SET PROBLEM: Select all lines holding the word "ROCCAM" from the entries that follow.

DATA LISTING:
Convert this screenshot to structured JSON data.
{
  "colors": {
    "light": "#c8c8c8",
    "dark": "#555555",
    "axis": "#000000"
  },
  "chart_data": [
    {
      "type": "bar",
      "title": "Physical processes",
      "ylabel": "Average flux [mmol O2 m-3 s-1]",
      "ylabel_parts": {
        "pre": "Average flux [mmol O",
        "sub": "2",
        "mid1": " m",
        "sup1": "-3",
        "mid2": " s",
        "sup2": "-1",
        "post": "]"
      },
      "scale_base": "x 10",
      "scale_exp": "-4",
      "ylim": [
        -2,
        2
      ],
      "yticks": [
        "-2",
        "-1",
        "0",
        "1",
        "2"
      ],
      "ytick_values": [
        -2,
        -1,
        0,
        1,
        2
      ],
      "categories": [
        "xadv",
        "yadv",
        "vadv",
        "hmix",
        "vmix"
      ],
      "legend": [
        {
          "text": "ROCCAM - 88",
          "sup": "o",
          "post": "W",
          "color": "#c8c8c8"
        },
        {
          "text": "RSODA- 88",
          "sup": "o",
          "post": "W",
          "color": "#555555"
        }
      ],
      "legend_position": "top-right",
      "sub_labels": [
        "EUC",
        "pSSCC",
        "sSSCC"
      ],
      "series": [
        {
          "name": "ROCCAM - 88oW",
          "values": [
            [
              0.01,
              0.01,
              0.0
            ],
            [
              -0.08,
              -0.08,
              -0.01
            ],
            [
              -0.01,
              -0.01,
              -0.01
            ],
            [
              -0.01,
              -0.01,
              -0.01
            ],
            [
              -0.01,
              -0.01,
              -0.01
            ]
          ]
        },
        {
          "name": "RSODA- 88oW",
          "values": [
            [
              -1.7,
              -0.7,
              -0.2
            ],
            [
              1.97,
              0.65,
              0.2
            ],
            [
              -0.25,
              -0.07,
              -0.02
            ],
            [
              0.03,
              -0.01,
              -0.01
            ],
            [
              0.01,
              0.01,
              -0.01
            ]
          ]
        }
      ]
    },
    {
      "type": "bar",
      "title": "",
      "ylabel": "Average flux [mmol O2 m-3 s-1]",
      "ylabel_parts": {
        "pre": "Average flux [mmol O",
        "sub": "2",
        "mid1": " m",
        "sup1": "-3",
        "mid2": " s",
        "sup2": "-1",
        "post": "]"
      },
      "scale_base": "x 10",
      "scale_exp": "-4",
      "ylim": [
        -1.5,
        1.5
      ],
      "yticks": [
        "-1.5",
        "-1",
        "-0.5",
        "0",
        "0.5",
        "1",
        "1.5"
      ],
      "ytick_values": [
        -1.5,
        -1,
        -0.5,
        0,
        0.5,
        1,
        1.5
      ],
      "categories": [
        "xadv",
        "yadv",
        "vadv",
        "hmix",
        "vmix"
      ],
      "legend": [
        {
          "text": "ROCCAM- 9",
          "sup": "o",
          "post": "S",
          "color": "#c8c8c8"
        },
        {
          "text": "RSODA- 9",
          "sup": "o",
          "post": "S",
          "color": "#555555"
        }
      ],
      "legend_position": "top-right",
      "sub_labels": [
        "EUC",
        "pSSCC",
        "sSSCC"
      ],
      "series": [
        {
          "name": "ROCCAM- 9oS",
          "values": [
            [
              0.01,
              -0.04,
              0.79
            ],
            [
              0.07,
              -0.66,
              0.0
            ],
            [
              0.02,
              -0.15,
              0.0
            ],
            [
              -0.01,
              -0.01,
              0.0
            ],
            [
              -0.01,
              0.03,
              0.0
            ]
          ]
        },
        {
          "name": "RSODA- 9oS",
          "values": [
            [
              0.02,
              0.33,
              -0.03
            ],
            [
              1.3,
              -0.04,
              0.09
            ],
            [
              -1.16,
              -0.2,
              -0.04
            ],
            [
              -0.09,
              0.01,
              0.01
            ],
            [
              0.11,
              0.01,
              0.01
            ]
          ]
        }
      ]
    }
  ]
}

RESPONSE:
          "text": "ROCCAM - 88",
          "name": "ROCCAM - 88oW",
          "text": "ROCCAM- 9",
          "name": "ROCCAM- 9oS",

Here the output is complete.